- _PROMPT_
Extract the text of every entry below exactly; leave images out.

- _RECORDS PROVIDED_

= = = = = = =

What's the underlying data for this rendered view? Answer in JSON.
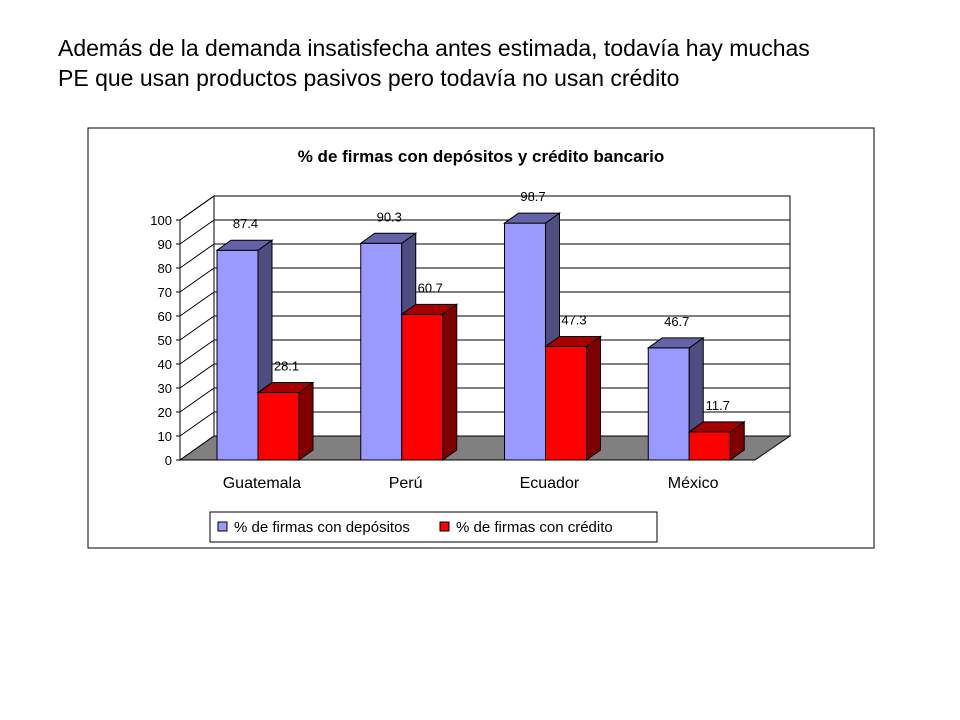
{
  "slide": {
    "line1": "Además de la demanda insatisfecha antes estimada, todavía hay muchas",
    "line2": "PE que usan productos pasivos pero todavía no usan crédito"
  },
  "chart_data": {
    "type": "bar",
    "title": "% de firmas con depósitos y crédito bancario",
    "categories": [
      "Guatemala",
      "Perú",
      "Ecuador",
      "México"
    ],
    "series": [
      {
        "name": "% de firmas con depósitos",
        "values": [
          87.4,
          90.3,
          98.7,
          46.7
        ],
        "color": "#9999ff"
      },
      {
        "name": "% de firmas con crédito",
        "values": [
          28.1,
          60.7,
          47.3,
          11.7
        ],
        "color": "#ff0000"
      }
    ],
    "ylim": [
      0,
      100
    ],
    "yticks": [
      "0",
      "10",
      "20",
      "30",
      "40",
      "50",
      "60",
      "70",
      "80",
      "90",
      "100"
    ],
    "data_labels": [
      "87.4",
      "90.3",
      "98.7",
      "46.7",
      "28.1",
      "60.7",
      "47.3",
      "11.7"
    ],
    "grid": true,
    "three_d": true,
    "legend_position": "bottom",
    "floor_color": "#808080"
  }
}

= = = = = = =

- _SOLVED PROBLEM_
What's the underlying data for this rendered view? Answer in JSON.
{
  "slide": {
    "line1": "Además de la demanda insatisfecha antes estimada, todavía hay muchas",
    "line2": "PE que usan productos pasivos pero todavía no usan crédito"
  },
  "chart_data": {
    "type": "bar",
    "title": "% de firmas con depósitos y crédito bancario",
    "categories": [
      "Guatemala",
      "Perú",
      "Ecuador",
      "México"
    ],
    "series": [
      {
        "name": "% de firmas con depósitos",
        "values": [
          87.4,
          90.3,
          98.7,
          46.7
        ],
        "color": "#9999ff"
      },
      {
        "name": "% de firmas con crédito",
        "values": [
          28.1,
          60.7,
          47.3,
          11.7
        ],
        "color": "#ff0000"
      }
    ],
    "ylim": [
      0,
      100
    ],
    "yticks": [
      "0",
      "10",
      "20",
      "30",
      "40",
      "50",
      "60",
      "70",
      "80",
      "90",
      "100"
    ],
    "data_labels": [
      "87.4",
      "90.3",
      "98.7",
      "46.7",
      "28.1",
      "60.7",
      "47.3",
      "11.7"
    ],
    "grid": true,
    "three_d": true,
    "legend_position": "bottom",
    "floor_color": "#808080"
  }
}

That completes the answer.